▶ _Exercise_
Everything from the line containing "Parse this screenshot: output" to the final line of the records below should be given again exactly, and nothing else.

— Start of Input records —

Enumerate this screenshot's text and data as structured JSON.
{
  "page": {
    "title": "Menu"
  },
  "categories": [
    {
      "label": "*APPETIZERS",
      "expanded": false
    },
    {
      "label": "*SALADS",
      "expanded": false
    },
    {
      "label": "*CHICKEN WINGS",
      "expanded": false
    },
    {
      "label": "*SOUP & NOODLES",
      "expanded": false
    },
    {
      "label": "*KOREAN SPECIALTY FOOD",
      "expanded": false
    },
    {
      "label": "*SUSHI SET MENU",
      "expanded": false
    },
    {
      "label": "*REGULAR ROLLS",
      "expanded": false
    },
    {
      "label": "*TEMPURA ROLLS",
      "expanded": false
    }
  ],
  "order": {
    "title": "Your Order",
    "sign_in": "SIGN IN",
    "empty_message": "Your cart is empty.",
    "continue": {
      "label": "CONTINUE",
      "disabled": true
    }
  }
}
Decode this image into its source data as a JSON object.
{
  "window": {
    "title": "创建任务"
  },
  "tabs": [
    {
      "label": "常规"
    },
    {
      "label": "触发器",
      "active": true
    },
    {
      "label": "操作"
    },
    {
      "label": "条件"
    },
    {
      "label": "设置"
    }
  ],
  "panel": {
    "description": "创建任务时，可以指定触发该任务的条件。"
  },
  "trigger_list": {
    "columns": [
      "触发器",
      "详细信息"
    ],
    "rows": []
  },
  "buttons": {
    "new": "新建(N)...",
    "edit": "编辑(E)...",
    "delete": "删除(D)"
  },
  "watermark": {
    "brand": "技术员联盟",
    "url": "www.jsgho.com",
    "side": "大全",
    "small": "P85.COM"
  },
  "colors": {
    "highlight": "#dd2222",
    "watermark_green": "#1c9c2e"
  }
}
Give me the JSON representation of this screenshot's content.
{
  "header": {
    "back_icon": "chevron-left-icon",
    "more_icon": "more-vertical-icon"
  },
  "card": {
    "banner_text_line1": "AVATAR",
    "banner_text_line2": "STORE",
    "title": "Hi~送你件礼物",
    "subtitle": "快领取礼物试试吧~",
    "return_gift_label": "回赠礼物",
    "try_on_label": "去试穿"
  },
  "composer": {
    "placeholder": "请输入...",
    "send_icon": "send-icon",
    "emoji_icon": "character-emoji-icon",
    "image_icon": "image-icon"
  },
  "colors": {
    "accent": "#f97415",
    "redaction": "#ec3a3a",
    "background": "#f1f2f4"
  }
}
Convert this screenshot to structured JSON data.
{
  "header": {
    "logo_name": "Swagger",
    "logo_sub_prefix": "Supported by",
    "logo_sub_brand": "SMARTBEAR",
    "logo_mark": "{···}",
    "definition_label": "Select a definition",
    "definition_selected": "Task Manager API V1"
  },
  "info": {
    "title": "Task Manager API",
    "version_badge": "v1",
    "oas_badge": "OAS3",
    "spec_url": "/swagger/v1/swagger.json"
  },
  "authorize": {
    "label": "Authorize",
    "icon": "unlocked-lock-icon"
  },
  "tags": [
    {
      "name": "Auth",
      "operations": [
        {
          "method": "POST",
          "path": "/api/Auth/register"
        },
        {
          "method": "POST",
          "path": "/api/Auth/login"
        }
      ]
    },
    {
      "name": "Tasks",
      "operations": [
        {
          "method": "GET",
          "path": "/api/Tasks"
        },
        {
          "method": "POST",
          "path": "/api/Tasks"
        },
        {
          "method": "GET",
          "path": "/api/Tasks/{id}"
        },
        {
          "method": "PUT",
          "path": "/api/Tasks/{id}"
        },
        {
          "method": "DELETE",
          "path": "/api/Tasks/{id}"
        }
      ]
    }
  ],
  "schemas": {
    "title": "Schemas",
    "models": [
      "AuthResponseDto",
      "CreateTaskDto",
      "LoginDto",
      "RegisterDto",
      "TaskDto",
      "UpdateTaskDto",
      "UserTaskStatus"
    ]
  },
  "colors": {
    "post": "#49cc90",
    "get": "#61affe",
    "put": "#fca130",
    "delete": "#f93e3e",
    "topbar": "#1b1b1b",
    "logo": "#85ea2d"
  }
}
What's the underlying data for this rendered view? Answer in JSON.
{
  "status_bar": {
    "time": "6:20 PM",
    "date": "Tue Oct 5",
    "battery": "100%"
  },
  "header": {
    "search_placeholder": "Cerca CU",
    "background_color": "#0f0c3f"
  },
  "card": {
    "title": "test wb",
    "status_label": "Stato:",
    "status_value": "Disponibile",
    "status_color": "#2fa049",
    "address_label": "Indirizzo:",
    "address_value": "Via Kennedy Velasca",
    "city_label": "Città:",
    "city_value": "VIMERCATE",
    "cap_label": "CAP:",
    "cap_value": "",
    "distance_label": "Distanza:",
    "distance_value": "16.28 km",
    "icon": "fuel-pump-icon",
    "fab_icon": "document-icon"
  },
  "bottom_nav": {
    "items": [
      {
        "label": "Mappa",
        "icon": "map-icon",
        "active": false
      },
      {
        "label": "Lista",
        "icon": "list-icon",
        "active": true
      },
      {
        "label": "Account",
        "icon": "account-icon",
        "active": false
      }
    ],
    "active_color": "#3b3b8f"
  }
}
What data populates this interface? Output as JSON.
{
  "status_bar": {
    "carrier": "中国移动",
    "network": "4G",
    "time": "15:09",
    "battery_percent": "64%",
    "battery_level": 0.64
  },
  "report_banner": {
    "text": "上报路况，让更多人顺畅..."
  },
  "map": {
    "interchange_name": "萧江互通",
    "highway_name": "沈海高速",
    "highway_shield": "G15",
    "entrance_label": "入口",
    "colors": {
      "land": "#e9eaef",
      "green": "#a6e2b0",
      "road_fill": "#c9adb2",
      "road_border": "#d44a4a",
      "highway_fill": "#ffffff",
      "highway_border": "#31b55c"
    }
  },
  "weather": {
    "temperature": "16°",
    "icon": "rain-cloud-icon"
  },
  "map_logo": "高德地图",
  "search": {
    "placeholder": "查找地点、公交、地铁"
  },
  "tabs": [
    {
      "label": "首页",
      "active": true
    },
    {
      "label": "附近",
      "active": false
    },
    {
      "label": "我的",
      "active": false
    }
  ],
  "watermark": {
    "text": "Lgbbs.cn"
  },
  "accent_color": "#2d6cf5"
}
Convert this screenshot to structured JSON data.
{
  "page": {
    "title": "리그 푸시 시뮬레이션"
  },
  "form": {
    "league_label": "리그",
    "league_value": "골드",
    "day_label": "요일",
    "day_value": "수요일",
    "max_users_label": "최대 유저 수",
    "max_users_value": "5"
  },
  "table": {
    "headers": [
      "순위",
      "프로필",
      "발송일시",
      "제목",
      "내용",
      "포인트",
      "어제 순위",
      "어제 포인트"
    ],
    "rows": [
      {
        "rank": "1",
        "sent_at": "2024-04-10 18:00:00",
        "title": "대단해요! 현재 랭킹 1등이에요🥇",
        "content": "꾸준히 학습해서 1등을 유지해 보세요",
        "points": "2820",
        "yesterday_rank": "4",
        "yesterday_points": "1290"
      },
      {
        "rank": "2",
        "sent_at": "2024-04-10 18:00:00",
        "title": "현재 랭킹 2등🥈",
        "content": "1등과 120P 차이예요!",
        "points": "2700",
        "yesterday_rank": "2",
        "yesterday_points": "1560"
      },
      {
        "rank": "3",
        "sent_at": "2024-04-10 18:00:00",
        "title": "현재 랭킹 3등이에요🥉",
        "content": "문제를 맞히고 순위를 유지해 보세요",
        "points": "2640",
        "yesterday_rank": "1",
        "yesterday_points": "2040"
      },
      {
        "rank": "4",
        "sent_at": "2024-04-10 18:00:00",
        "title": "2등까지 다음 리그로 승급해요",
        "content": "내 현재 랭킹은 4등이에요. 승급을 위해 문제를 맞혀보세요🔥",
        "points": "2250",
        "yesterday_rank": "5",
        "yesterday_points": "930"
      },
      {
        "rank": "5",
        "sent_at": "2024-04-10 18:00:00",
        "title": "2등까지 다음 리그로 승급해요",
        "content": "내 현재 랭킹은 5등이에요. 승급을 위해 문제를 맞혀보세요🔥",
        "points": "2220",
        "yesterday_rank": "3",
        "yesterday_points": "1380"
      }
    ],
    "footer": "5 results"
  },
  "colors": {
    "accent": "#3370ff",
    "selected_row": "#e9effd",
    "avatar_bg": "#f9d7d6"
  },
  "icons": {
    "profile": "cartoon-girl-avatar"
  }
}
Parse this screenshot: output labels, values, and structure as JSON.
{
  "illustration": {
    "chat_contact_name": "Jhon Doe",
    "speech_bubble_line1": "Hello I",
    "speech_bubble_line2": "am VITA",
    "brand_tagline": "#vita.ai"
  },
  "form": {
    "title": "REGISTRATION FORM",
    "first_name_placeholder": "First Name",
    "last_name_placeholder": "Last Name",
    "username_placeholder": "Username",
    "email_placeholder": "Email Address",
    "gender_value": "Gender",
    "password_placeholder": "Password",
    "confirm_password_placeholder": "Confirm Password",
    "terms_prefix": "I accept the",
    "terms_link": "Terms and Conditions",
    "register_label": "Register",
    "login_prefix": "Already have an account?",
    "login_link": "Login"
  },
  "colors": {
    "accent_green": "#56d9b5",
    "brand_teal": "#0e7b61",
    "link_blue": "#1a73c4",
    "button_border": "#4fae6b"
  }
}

— End of Input records —

▶ _Correct answer_
Parse this screenshot: output labels, values, and structure as JSON.
{
  "illustration": {
    "chat_contact_name": "Jhon Doe",
    "speech_bubble_line1": "Hello I",
    "speech_bubble_line2": "am VITA",
    "brand_tagline": "#vita.ai"
  },
  "form": {
    "title": "REGISTRATION FORM",
    "first_name_placeholder": "First Name",
    "last_name_placeholder": "Last Name",
    "username_placeholder": "Username",
    "email_placeholder": "Email Address",
    "gender_value": "Gender",
    "password_placeholder": "Password",
    "confirm_password_placeholder": "Confirm Password",
    "terms_prefix": "I accept the",
    "terms_link": "Terms and Conditions",
    "register_label": "Register",
    "login_prefix": "Already have an account?",
    "login_link": "Login"
  },
  "colors": {
    "accent_green": "#56d9b5",
    "brand_teal": "#0e7b61",
    "link_blue": "#1a73c4",
    "button_border": "#4fae6b"
  }
}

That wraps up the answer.